--- DATA FOR PROCESSING ---
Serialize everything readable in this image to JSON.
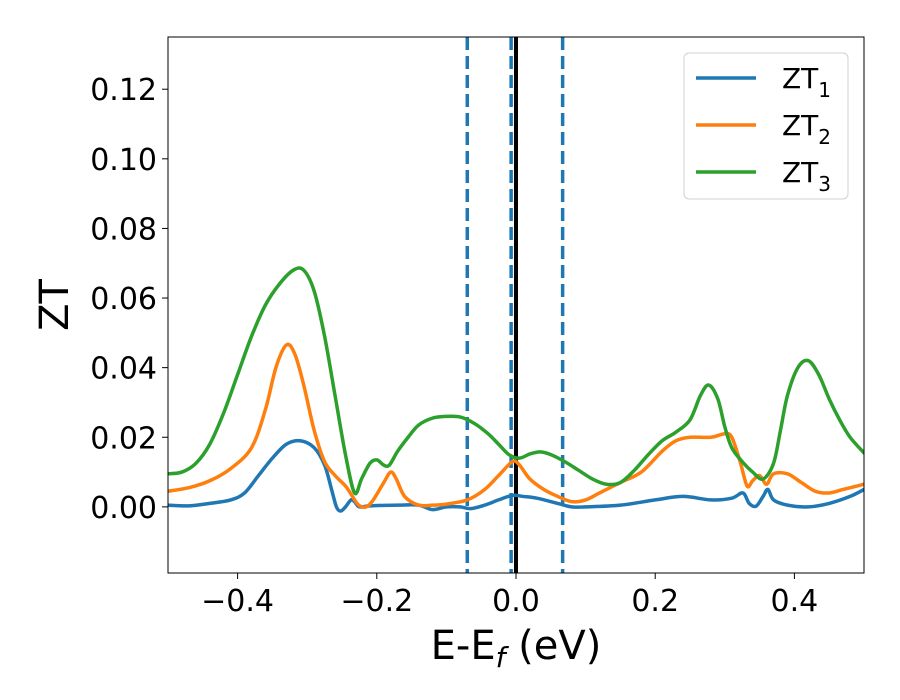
{
  "chart_data": {
    "type": "line",
    "xlabel": "E-E",
    "xlabel_sub": "f",
    "xlabel_suffix": " (eV)",
    "ylabel": "ZT",
    "xlim": [
      -0.5,
      0.5
    ],
    "ylim": [
      -0.019,
      0.135
    ],
    "x_ticks": [
      -0.4,
      -0.2,
      0.0,
      0.2,
      0.4
    ],
    "x_tick_labels": [
      "−0.4",
      "−0.2",
      "0.0",
      "0.2",
      "0.4"
    ],
    "y_ticks": [
      0.0,
      0.02,
      0.04,
      0.06,
      0.08,
      0.1,
      0.12
    ],
    "y_tick_labels": [
      "0.00",
      "0.02",
      "0.04",
      "0.06",
      "0.08",
      "0.10",
      "0.12"
    ],
    "grid": false,
    "legend_position": "top-right",
    "vertical_lines": [
      {
        "x": -0.07,
        "style": "dashed",
        "color": "#1f77b4"
      },
      {
        "x": -0.007,
        "style": "dashed",
        "color": "#1f77b4"
      },
      {
        "x": 0.0,
        "style": "solid",
        "color": "#000000"
      },
      {
        "x": 0.067,
        "style": "dashed",
        "color": "#1f77b4"
      }
    ],
    "series": [
      {
        "name": "ZT",
        "name_sub": "1",
        "color": "#1f77b4",
        "points": [
          [
            -0.5,
            0.0005
          ],
          [
            -0.47,
            0.0003
          ],
          [
            -0.44,
            0.001
          ],
          [
            -0.41,
            0.002
          ],
          [
            -0.39,
            0.004
          ],
          [
            -0.37,
            0.009
          ],
          [
            -0.35,
            0.014
          ],
          [
            -0.33,
            0.018
          ],
          [
            -0.31,
            0.019
          ],
          [
            -0.29,
            0.017
          ],
          [
            -0.275,
            0.012
          ],
          [
            -0.265,
            0.005
          ],
          [
            -0.258,
            0.0
          ],
          [
            -0.252,
            -0.0012
          ],
          [
            -0.245,
            0.0
          ],
          [
            -0.237,
            0.002
          ],
          [
            -0.232,
            0.0015
          ],
          [
            -0.225,
            0.0
          ],
          [
            -0.21,
            0.0003
          ],
          [
            -0.17,
            0.0005
          ],
          [
            -0.14,
            0.0005
          ],
          [
            -0.12,
            -0.0008
          ],
          [
            -0.1,
            0.0
          ],
          [
            -0.08,
            0.0
          ],
          [
            -0.065,
            -0.0005
          ],
          [
            -0.045,
            0.0005
          ],
          [
            -0.025,
            0.002
          ],
          [
            -0.005,
            0.0033
          ],
          [
            0.01,
            0.003
          ],
          [
            0.03,
            0.0025
          ],
          [
            0.06,
            0.001
          ],
          [
            0.08,
            0.0
          ],
          [
            0.1,
            0.0
          ],
          [
            0.15,
            0.0005
          ],
          [
            0.2,
            0.002
          ],
          [
            0.24,
            0.003
          ],
          [
            0.28,
            0.002
          ],
          [
            0.31,
            0.0025
          ],
          [
            0.326,
            0.004
          ],
          [
            0.335,
            0.001
          ],
          [
            0.345,
            0.0002
          ],
          [
            0.355,
            0.003
          ],
          [
            0.362,
            0.005
          ],
          [
            0.37,
            0.002
          ],
          [
            0.39,
            0.0005
          ],
          [
            0.42,
            0.0
          ],
          [
            0.45,
            0.001
          ],
          [
            0.48,
            0.003
          ],
          [
            0.5,
            0.005
          ]
        ]
      },
      {
        "name": "ZT",
        "name_sub": "2",
        "color": "#ff7f0e",
        "points": [
          [
            -0.5,
            0.0045
          ],
          [
            -0.47,
            0.0055
          ],
          [
            -0.44,
            0.0075
          ],
          [
            -0.41,
            0.011
          ],
          [
            -0.38,
            0.017
          ],
          [
            -0.36,
            0.028
          ],
          [
            -0.345,
            0.04
          ],
          [
            -0.33,
            0.0465
          ],
          [
            -0.318,
            0.044
          ],
          [
            -0.305,
            0.035
          ],
          [
            -0.29,
            0.022
          ],
          [
            -0.275,
            0.013
          ],
          [
            -0.26,
            0.009
          ],
          [
            -0.245,
            0.006
          ],
          [
            -0.235,
            0.003
          ],
          [
            -0.226,
            0.0005
          ],
          [
            -0.215,
            0.0
          ],
          [
            -0.205,
            0.002
          ],
          [
            -0.19,
            0.007
          ],
          [
            -0.18,
            0.01
          ],
          [
            -0.172,
            0.008
          ],
          [
            -0.16,
            0.003
          ],
          [
            -0.14,
            0.0005
          ],
          [
            -0.12,
            0.0005
          ],
          [
            -0.1,
            0.0008
          ],
          [
            -0.07,
            0.002
          ],
          [
            -0.045,
            0.005
          ],
          [
            -0.025,
            0.009
          ],
          [
            -0.005,
            0.013
          ],
          [
            0.005,
            0.012
          ],
          [
            0.02,
            0.008
          ],
          [
            0.04,
            0.005
          ],
          [
            0.06,
            0.003
          ],
          [
            0.08,
            0.0015
          ],
          [
            0.1,
            0.002
          ],
          [
            0.12,
            0.004
          ],
          [
            0.15,
            0.007
          ],
          [
            0.18,
            0.01
          ],
          [
            0.21,
            0.016
          ],
          [
            0.23,
            0.019
          ],
          [
            0.25,
            0.02
          ],
          [
            0.28,
            0.02
          ],
          [
            0.3,
            0.021
          ],
          [
            0.31,
            0.02
          ],
          [
            0.322,
            0.013
          ],
          [
            0.332,
            0.006
          ],
          [
            0.34,
            0.0075
          ],
          [
            0.35,
            0.009
          ],
          [
            0.36,
            0.0065
          ],
          [
            0.37,
            0.0095
          ],
          [
            0.39,
            0.0095
          ],
          [
            0.41,
            0.007
          ],
          [
            0.43,
            0.0045
          ],
          [
            0.45,
            0.004
          ],
          [
            0.47,
            0.005
          ],
          [
            0.5,
            0.0065
          ]
        ]
      },
      {
        "name": "ZT",
        "name_sub": "3",
        "color": "#2ca02c",
        "points": [
          [
            -0.5,
            0.0095
          ],
          [
            -0.48,
            0.01
          ],
          [
            -0.46,
            0.0125
          ],
          [
            -0.44,
            0.018
          ],
          [
            -0.42,
            0.027
          ],
          [
            -0.4,
            0.038
          ],
          [
            -0.38,
            0.049
          ],
          [
            -0.36,
            0.058
          ],
          [
            -0.34,
            0.064
          ],
          [
            -0.32,
            0.068
          ],
          [
            -0.305,
            0.068
          ],
          [
            -0.29,
            0.062
          ],
          [
            -0.275,
            0.049
          ],
          [
            -0.26,
            0.032
          ],
          [
            -0.245,
            0.015
          ],
          [
            -0.232,
            0.004
          ],
          [
            -0.222,
            0.008
          ],
          [
            -0.21,
            0.0125
          ],
          [
            -0.2,
            0.0135
          ],
          [
            -0.19,
            0.012
          ],
          [
            -0.182,
            0.012
          ],
          [
            -0.17,
            0.016
          ],
          [
            -0.155,
            0.02
          ],
          [
            -0.14,
            0.0235
          ],
          [
            -0.12,
            0.0255
          ],
          [
            -0.1,
            0.026
          ],
          [
            -0.08,
            0.0258
          ],
          [
            -0.06,
            0.024
          ],
          [
            -0.04,
            0.021
          ],
          [
            -0.025,
            0.018
          ],
          [
            -0.01,
            0.015
          ],
          [
            0.005,
            0.014
          ],
          [
            0.02,
            0.0152
          ],
          [
            0.035,
            0.0158
          ],
          [
            0.05,
            0.015
          ],
          [
            0.07,
            0.013
          ],
          [
            0.09,
            0.0105
          ],
          [
            0.11,
            0.008
          ],
          [
            0.13,
            0.0065
          ],
          [
            0.15,
            0.007
          ],
          [
            0.17,
            0.0105
          ],
          [
            0.19,
            0.015
          ],
          [
            0.21,
            0.019
          ],
          [
            0.23,
            0.0215
          ],
          [
            0.25,
            0.025
          ],
          [
            0.265,
            0.032
          ],
          [
            0.277,
            0.035
          ],
          [
            0.29,
            0.031
          ],
          [
            0.3,
            0.023
          ],
          [
            0.31,
            0.017
          ],
          [
            0.325,
            0.013
          ],
          [
            0.34,
            0.01
          ],
          [
            0.355,
            0.008
          ],
          [
            0.37,
            0.0125
          ],
          [
            0.38,
            0.022
          ],
          [
            0.39,
            0.032
          ],
          [
            0.405,
            0.04
          ],
          [
            0.42,
            0.042
          ],
          [
            0.435,
            0.038
          ],
          [
            0.45,
            0.031
          ],
          [
            0.465,
            0.025
          ],
          [
            0.48,
            0.02
          ],
          [
            0.5,
            0.0155
          ]
        ]
      }
    ]
  }
}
---
GOAL: Identify the lines that hold the word "color". Copy every one of them.

ANSWER TO THE PROBLEM:
        "color": "#1f77b4"
        "color": "#1f77b4"
        "color": "#000000"
        "color": "#1f77b4"
        "color": "#1f77b4",
        "color": "#ff7f0e",
        "color": "#2ca02c",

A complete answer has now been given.